§ **Data listing**

--- --- ---

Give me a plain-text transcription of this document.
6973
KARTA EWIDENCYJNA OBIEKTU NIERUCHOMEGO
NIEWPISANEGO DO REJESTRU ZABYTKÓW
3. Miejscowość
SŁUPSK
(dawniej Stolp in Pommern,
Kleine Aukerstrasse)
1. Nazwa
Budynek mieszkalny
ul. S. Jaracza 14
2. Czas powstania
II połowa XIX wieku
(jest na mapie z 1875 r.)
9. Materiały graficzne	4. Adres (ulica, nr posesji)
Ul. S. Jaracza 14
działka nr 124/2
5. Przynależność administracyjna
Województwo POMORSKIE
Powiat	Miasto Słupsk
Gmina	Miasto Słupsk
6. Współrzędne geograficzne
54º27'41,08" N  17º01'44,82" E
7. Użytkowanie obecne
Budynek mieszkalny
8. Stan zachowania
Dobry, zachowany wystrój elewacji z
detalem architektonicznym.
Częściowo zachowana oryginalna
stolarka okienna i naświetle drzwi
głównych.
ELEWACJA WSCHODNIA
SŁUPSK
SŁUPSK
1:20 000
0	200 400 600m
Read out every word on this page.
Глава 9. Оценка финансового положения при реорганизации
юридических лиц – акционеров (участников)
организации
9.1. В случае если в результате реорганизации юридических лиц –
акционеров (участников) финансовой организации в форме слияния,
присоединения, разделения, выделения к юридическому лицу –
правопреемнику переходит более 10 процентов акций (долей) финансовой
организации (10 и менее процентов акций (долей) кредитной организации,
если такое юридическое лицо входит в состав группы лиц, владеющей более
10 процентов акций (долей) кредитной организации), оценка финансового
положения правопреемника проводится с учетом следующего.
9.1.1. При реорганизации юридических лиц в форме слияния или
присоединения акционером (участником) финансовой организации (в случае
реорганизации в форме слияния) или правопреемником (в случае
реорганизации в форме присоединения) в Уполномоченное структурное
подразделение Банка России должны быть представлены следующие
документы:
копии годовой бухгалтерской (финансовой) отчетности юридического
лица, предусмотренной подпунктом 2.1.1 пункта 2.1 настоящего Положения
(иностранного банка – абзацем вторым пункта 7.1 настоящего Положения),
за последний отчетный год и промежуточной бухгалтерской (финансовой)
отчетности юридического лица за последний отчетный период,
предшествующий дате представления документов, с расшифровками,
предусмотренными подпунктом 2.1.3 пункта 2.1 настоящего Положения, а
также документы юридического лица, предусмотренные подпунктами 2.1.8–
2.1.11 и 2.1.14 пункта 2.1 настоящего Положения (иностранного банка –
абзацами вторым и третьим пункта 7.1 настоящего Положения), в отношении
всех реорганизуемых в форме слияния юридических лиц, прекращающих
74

--- --- ---

§ **What you should do**
Of the lines in the data, how many hold the string "финансового"? State the number, nothing else.

§ **Reply to the exercise**
2